Every record must be restated exactly. Drop the images.

########

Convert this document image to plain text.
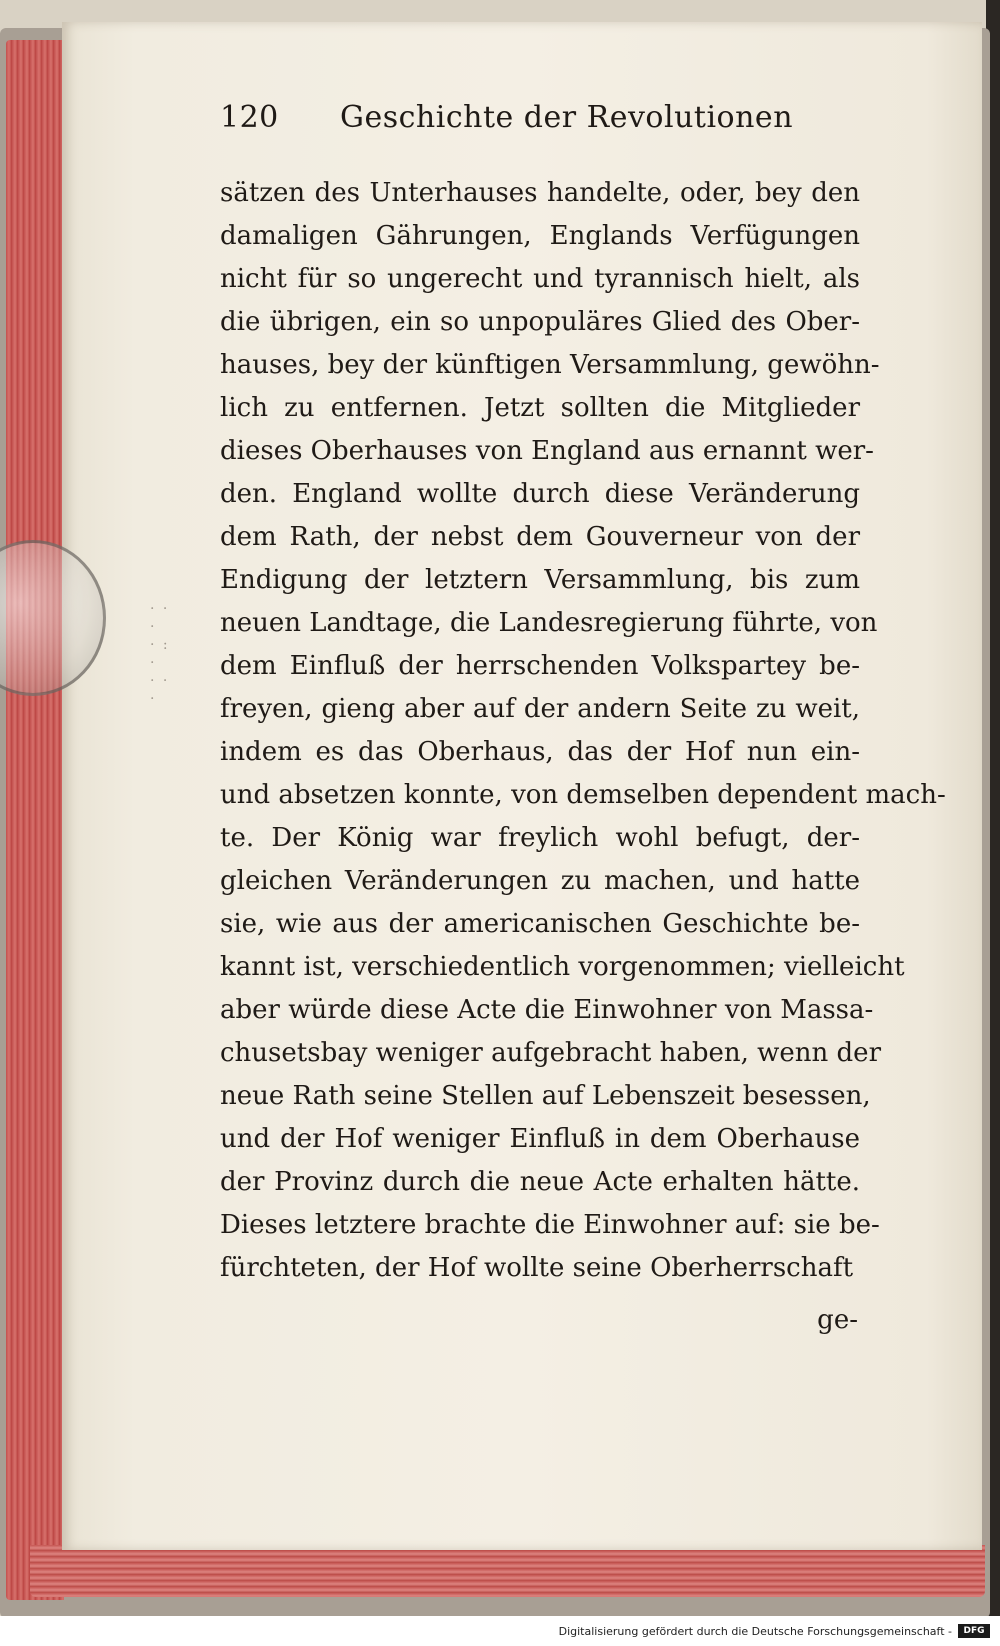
· · ·
· : ·
· · ·
120	Geschichte der Revolutionen
sätzen des Unterhauses handelte, oder, bey den
damaligen Gährungen, Englands Verfügungen
nicht für so ungerecht und tyrannisch hielt, als
die übrigen, ein so unpopuläres Glied des Ober-
hauses, bey der künftigen Versammlung, gewöhn-
lich zu entfernen. Jetzt sollten die Mitglieder
dieses Oberhauses von England aus ernannt wer-
den. England wollte durch diese Veränderung
dem Rath, der nebst dem Gouverneur von der
Endigung der letztern Versammlung, bis zum
neuen Landtage, die Landesregierung führte, von
dem Einfluß der herrschenden Volkspartey be-
freyen, gieng aber auf der andern Seite zu weit,
indem es das Oberhaus, das der Hof nun ein-
und absetzen konnte, von demselben dependent mach-
te. Der König war freylich wohl befugt, der-
gleichen Veränderungen zu machen, und hatte
sie, wie aus der americanischen Geschichte be-
kannt ist, verschiedentlich vorgenommen; vielleicht
aber würde diese Acte die Einwohner von Massa-
chusetsbay weniger aufgebracht haben, wenn der
neue Rath seine Stellen auf Lebenszeit besessen,
und der Hof weniger Einfluß in dem Oberhause
der Provinz durch die neue Acte erhalten hätte.
Dieses letztere brachte die Einwohner auf: sie be-
fürchteten, der Hof wollte seine Oberherrschaft
ge-
Digitalisierung gefördert durch die Deutsche Forschungsgemeinschaft -	DFG
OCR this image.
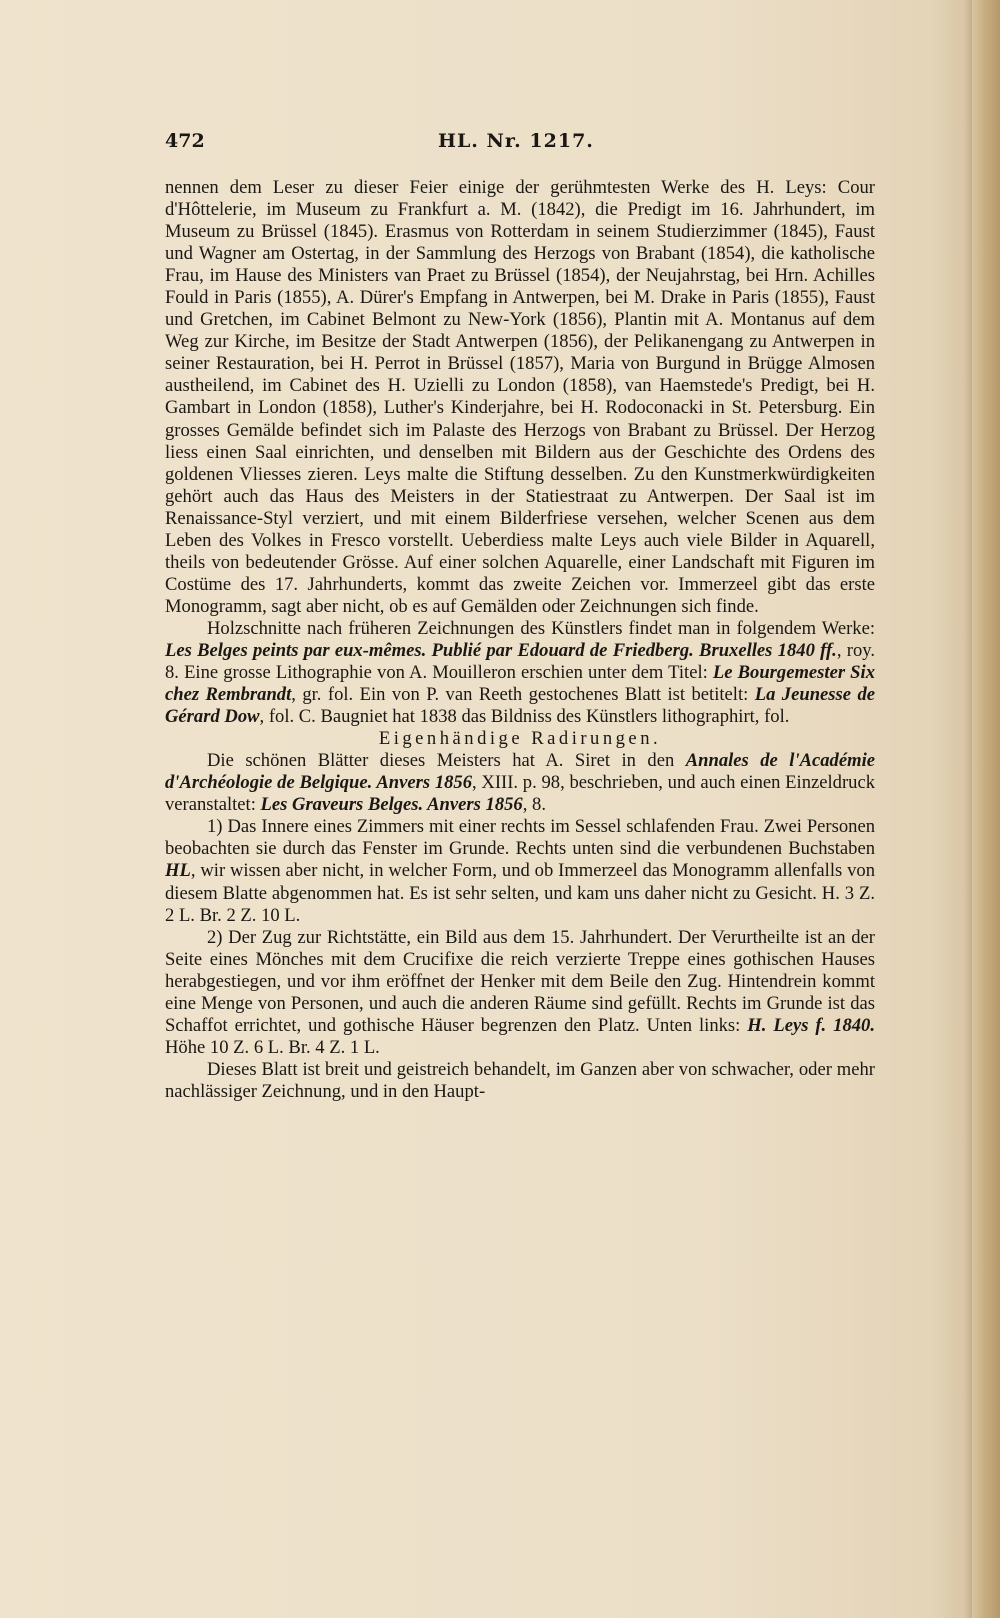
472	HL. Nr. 1217.

nennen dem Leser zu dieser Feier einige der gerühmtesten Werke des H. Leys: Cour d'Hôttelerie, im Museum zu Frankfurt a. M. (1842), die Predigt im 16. Jahrhundert, im Museum zu Brüssel (1845). Erasmus von Rotterdam in seinem Studierzimmer (1845), Faust und Wagner am Ostertag, in der Sammlung des Herzogs von Brabant (1854), die katholische Frau, im Hause des Ministers van Praet zu Brüssel (1854), der Neujahrstag, bei Hrn. Achilles Fould in Paris (1855), A. Dürer's Empfang in Antwerpen, bei M. Drake in Paris (1855), Faust und Gretchen, im Cabinet Belmont zu New-York (1856), Plantin mit A. Montanus auf dem Weg zur Kirche, im Besitze der Stadt Antwerpen (1856), der Pelikanengang zu Antwerpen in seiner Restauration, bei H. Perrot in Brüssel (1857), Maria von Burgund in Brügge Almosen austheilend, im Cabinet des H. Uzielli zu London (1858), van Haemstede's Predigt, bei H. Gambart in London (1858), Luther's Kinderjahre, bei H. Rodoconacki in St. Petersburg. Ein grosses Gemälde befindet sich im Palaste des Herzogs von Brabant zu Brüssel. Der Herzog liess einen Saal einrichten, und denselben mit Bildern aus der Geschichte des Ordens des goldenen Vliesses zieren. Leys malte die Stiftung desselben. Zu den Kunstmerkwürdigkeiten gehört auch das Haus des Meisters in der Statiestraat zu Antwerpen. Der Saal ist im Renaissance-Styl verziert, und mit einem Bilderfriese versehen, welcher Scenen aus dem Leben des Volkes in Fresco vorstellt. Ueberdiess malte Leys auch viele Bilder in Aquarell, theils von bedeutender Grösse. Auf einer solchen Aquarelle, einer Landschaft mit Figuren im Costüme des 17. Jahrhunderts, kommt das zweite Zeichen vor. Immerzeel gibt das erste Monogramm, sagt aber nicht, ob es auf Gemälden oder Zeichnungen sich finde.

Holzschnitte nach früheren Zeichnungen des Künstlers findet man in folgendem Werke: Les Belges peints par eux-mêmes. Publié par Edouard de Friedberg. Bruxelles 1840 ff., roy. 8. Eine grosse Lithographie von A. Mouilleron erschien unter dem Titel: Le Bourgemester Six chez Rembrandt, gr. fol. Ein von P. van Reeth gestochenes Blatt ist betitelt: La Jeunesse de Gérard Dow, fol. C. Baugniet hat 1838 das Bildniss des Künstlers lithographirt, fol.

Eigenhändige Radirungen.

Die schönen Blätter dieses Meisters hat A. Siret in den Annales de l'Académie d'Archéologie de Belgique. Anvers 1856, XIII. p. 98, beschrieben, und auch einen Einzeldruck veranstaltet: Les Graveurs Belges. Anvers 1856, 8.

1) Das Innere eines Zimmers mit einer rechts im Sessel schlafenden Frau. Zwei Personen beobachten sie durch das Fenster im Grunde. Rechts unten sind die verbundenen Buchstaben HL, wir wissen aber nicht, in welcher Form, und ob Immerzeel das Monogramm allenfalls von diesem Blatte abgenommen hat. Es ist sehr selten, und kam uns daher nicht zu Gesicht. H. 3 Z. 2 L. Br. 2 Z. 10 L.

2) Der Zug zur Richtstätte, ein Bild aus dem 15. Jahrhundert. Der Verurtheilte ist an der Seite eines Mönches mit dem Crucifixe die reich verzierte Treppe eines gothischen Hauses herabgestiegen, und vor ihm eröffnet der Henker mit dem Beile den Zug. Hintendrein kommt eine Menge von Personen, und auch die anderen Räume sind gefüllt. Rechts im Grunde ist das Schaffot errichtet, und gothische Häuser begrenzen den Platz. Unten links: H. Leys f. 1840. Höhe 10 Z. 6 L. Br. 4 Z. 1 L.

Dieses Blatt ist breit und geistreich behandelt, im Ganzen aber von schwacher, oder mehr nachlässiger Zeichnung, und in den Haupt-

########

Response to this task
Convert this document image to plain text.
· · ·
· : ·
· · ·
120	Geschichte der Revolutionen
sätzen des Unterhauses handelte, oder, bey den
damaligen Gährungen, Englands Verfügungen
nicht für so ungerecht und tyrannisch hielt, als
die übrigen, ein so unpopuläres Glied des Ober-
hauses, bey der künftigen Versammlung, gewöhn-
lich zu entfernen. Jetzt sollten die Mitglieder
dieses Oberhauses von England aus ernannt wer-
den. England wollte durch diese Veränderung
dem Rath, der nebst dem Gouverneur von der
Endigung der letztern Versammlung, bis zum
neuen Landtage, die Landesregierung führte, von
dem Einfluß der herrschenden Volkspartey be-
freyen, gieng aber auf der andern Seite zu weit,
indem es das Oberhaus, das der Hof nun ein-
und absetzen konnte, von demselben dependent mach-
te. Der König war freylich wohl befugt, der-
gleichen Veränderungen zu machen, und hatte
sie, wie aus der americanischen Geschichte be-
kannt ist, verschiedentlich vorgenommen; vielleicht
aber würde diese Acte die Einwohner von Massa-
chusetsbay weniger aufgebracht haben, wenn der
neue Rath seine Stellen auf Lebenszeit besessen,
und der Hof weniger Einfluß in dem Oberhause
der Provinz durch die neue Acte erhalten hätte.
Dieses letztere brachte die Einwohner auf: sie be-
fürchteten, der Hof wollte seine Oberherrschaft
ge-
Digitalisierung gefördert durch die Deutsche Forschungsgemeinschaft -	DFG
OCR this image.
472	HL. Nr. 1217.

nennen dem Leser zu dieser Feier einige der gerühmtesten Werke des H. Leys: Cour d'Hôttelerie, im Museum zu Frankfurt a. M. (1842), die Predigt im 16. Jahrhundert, im Museum zu Brüssel (1845). Erasmus von Rotterdam in seinem Studierzimmer (1845), Faust und Wagner am Ostertag, in der Sammlung des Herzogs von Brabant (1854), die katholische Frau, im Hause des Ministers van Praet zu Brüssel (1854), der Neujahrstag, bei Hrn. Achilles Fould in Paris (1855), A. Dürer's Empfang in Antwerpen, bei M. Drake in Paris (1855), Faust und Gretchen, im Cabinet Belmont zu New-York (1856), Plantin mit A. Montanus auf dem Weg zur Kirche, im Besitze der Stadt Antwerpen (1856), der Pelikanengang zu Antwerpen in seiner Restauration, bei H. Perrot in Brüssel (1857), Maria von Burgund in Brügge Almosen austheilend, im Cabinet des H. Uzielli zu London (1858), van Haemstede's Predigt, bei H. Gambart in London (1858), Luther's Kinderjahre, bei H. Rodoconacki in St. Petersburg. Ein grosses Gemälde befindet sich im Palaste des Herzogs von Brabant zu Brüssel. Der Herzog liess einen Saal einrichten, und denselben mit Bildern aus der Geschichte des Ordens des goldenen Vliesses zieren. Leys malte die Stiftung desselben. Zu den Kunstmerkwürdigkeiten gehört auch das Haus des Meisters in der Statiestraat zu Antwerpen. Der Saal ist im Renaissance-Styl verziert, und mit einem Bilderfriese versehen, welcher Scenen aus dem Leben des Volkes in Fresco vorstellt. Ueberdiess malte Leys auch viele Bilder in Aquarell, theils von bedeutender Grösse. Auf einer solchen Aquarelle, einer Landschaft mit Figuren im Costüme des 17. Jahrhunderts, kommt das zweite Zeichen vor. Immerzeel gibt das erste Monogramm, sagt aber nicht, ob es auf Gemälden oder Zeichnungen sich finde.

Holzschnitte nach früheren Zeichnungen des Künstlers findet man in folgendem Werke: Les Belges peints par eux-mêmes. Publié par Edouard de Friedberg. Bruxelles 1840 ff., roy. 8. Eine grosse Lithographie von A. Mouilleron erschien unter dem Titel: Le Bourgemester Six chez Rembrandt, gr. fol. Ein von P. van Reeth gestochenes Blatt ist betitelt: La Jeunesse de Gérard Dow, fol. C. Baugniet hat 1838 das Bildniss des Künstlers lithographirt, fol.

Eigenhändige Radirungen.

Die schönen Blätter dieses Meisters hat A. Siret in den Annales de l'Académie d'Archéologie de Belgique. Anvers 1856, XIII. p. 98, beschrieben, und auch einen Einzeldruck veranstaltet: Les Graveurs Belges. Anvers 1856, 8.

1) Das Innere eines Zimmers mit einer rechts im Sessel schlafenden Frau. Zwei Personen beobachten sie durch das Fenster im Grunde. Rechts unten sind die verbundenen Buchstaben HL, wir wissen aber nicht, in welcher Form, und ob Immerzeel das Monogramm allenfalls von diesem Blatte abgenommen hat. Es ist sehr selten, und kam uns daher nicht zu Gesicht. H. 3 Z. 2 L. Br. 2 Z. 10 L.

2) Der Zug zur Richtstätte, ein Bild aus dem 15. Jahrhundert. Der Verurtheilte ist an der Seite eines Mönches mit dem Crucifixe die reich verzierte Treppe eines gothischen Hauses herabgestiegen, und vor ihm eröffnet der Henker mit dem Beile den Zug. Hintendrein kommt eine Menge von Personen, und auch die anderen Räume sind gefüllt. Rechts im Grunde ist das Schaffot errichtet, und gothische Häuser begrenzen den Platz. Unten links: H. Leys f. 1840. Höhe 10 Z. 6 L. Br. 4 Z. 1 L.

Dieses Blatt ist breit und geistreich behandelt, im Ganzen aber von schwacher, oder mehr nachlässiger Zeichnung, und in den Haupt-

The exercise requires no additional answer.